Extrait fourni =>
.....

La globalisation s’est accentuée et s’est accélérée avec des évènements politiques comme la chute du mur de Berlin en novembre 1989 et l’adhésion de la Chine à l’Organisation Mondiale du Commerce en décembre 2001. L’économie globale, n’étant plus morcelée par des contraintes politiques, la mondialisation pouvait prendre son essor.
Une économie mondiale qui se spécialise davantage
Ce nouveau cadre de l’économie a permis la mise en œuvre d’une nouvelle distribution des rôles. Chaque pays a eu la possibilité de développer son activité en fonction de l’efficacité relative de ses facteurs de production. L’application de cette approche ricardienne s’est traduite par un déplacement de l’activité industrielle vers les pays à bas coûts salariaux, les pays développés conservant les services.
Ce développement a eu pour conséquence de permettre aux pays émergents de progresser rapidement. Le poids des pays émergents, dans la définition du FMI et en parité de pouvoir d’achat, est désormais bien supérieur à celui des pays développés ce n’est pas encore le cas en dollar).
Une conséquence majeure et heureuse de cette globalisation est la baisse du taux de pauvreté dans le monde.
L’autre conséquence est que la discrimination entre les facteurs de production s’est accentuée.
Le travail, peu mobile par définition, devenait facilement imposable alors que le capital, plus volatil, pouvait éventuellement échapper à l’impôt. La concurrence fiscale était née à l’échelle internationale.
Elle s’est traduite par une course au moins disant fiscal pour les entreprises. Les gouvernements pour encourager les entreprises à rester sur leur territoire ont eu tendance à abaisser le taux d’imposition sur les sociétés. Les entreprises internationales ont bénéficié aussi de la possibilité de localiser leurs profits dans des paradis fiscaux pour éviter un impôt trop lourd. Ce n’était pas forcément exotique puisqu’il y a plusieurs paradis fiscaux au sein de l’Union Européenne.
Les entreprises, surtout celles de grande taille, se sont arrogées la possibilité de payer moins d’impôts sous prétexte de maintenir l’emploi.
Cela s’est traduit par des excès puisque, comme le signalait Joe Biden lors de la présentation de son plan sur les infrastructures, de nombreuses entreprises américaines parmi les plus grandes et les plus rentables ne payaient pas d’impôts.
En outre, cette situation particulière a contribué à accroître les inégalités de revenus au sein des pays développés entre ceux qui pouvaient bénéficier de la fiscalité avantageuse des entreprises et ceux dont le salaire ne bénéficiait d’aucun avantage particulier.
La situation macroéconomique décrite très rapidement suggère que, dans la globalisation qui débute avec les années 1980, les banques centrales se sont saisies du rôle essentiel dans la régulation macroéconomique alors que les entreprises qui se sont fortement internationalisées ont eu, grâce à leur mobilité, l’opportunité de payer moins d’impôts. Les gouvernements étaient locaux mais les banques centrales et les entreprises développaient un réseau international très dense.

.....

Données brutes =>
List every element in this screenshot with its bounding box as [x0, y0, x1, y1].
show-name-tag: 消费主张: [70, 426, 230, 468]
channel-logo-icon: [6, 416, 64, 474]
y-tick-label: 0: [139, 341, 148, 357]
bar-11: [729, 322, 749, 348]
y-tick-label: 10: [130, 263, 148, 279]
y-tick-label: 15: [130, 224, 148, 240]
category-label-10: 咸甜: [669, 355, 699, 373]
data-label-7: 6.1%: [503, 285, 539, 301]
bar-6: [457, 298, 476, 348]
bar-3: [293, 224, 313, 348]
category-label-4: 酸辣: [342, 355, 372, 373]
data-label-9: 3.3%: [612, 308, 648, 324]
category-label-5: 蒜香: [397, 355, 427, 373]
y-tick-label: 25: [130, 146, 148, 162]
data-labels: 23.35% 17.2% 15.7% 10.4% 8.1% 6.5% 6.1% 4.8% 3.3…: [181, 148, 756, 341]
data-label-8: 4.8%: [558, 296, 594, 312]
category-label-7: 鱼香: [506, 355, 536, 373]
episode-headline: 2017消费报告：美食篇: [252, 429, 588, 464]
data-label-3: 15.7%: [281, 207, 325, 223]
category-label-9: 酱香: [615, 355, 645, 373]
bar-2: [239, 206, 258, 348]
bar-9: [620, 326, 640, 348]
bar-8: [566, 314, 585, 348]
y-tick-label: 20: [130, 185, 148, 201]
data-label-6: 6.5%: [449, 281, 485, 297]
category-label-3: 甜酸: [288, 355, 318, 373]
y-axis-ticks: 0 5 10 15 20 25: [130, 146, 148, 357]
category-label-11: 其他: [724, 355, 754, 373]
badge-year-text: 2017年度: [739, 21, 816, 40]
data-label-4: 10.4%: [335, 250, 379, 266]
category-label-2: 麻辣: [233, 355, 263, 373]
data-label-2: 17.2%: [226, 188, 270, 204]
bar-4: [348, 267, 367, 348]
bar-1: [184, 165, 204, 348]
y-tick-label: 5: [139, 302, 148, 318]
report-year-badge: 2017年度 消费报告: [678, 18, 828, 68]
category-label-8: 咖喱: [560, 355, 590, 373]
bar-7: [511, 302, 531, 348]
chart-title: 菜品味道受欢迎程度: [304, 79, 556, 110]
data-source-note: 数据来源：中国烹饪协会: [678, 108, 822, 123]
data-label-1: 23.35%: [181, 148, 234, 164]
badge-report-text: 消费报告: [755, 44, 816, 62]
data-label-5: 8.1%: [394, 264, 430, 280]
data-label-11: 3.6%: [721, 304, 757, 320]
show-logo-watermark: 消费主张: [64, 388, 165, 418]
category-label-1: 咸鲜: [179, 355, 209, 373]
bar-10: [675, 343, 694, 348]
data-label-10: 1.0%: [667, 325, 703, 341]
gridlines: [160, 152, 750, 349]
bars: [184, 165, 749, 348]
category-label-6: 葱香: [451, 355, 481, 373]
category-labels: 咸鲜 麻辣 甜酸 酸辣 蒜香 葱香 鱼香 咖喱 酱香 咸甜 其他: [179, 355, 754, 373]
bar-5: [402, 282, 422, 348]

.....

Consignes =>
[1] Relevez toutes les indications de date ou de période mentionnées dans l'extrait sur la mondialisation.
[2] Reproduisez le passage de l'extrait sur la mondialisation qui débute par les mots « Une conséquence majeure » et s'achève sur « production s’est accentuée. ».
[3] D'après l'extrait sur la mondialisation, vers quels pays l'activité industrielle s'est-elle déplacée ?
Le listing forme un matériau indépendant de l'extrait sur la mondialisation.

Réponses =>
[1]
- novembre 1989
- décembre 2001
- les années 1980

[2]
Une conséquence majeure et heureuse de cette globalisation est la baisse du taux de pauvreté dans le monde.
L’autre conséquence est que la discrimination entre les facteurs de production s’est accentuée.

[3] Vers les pays à bas coûts salariaux.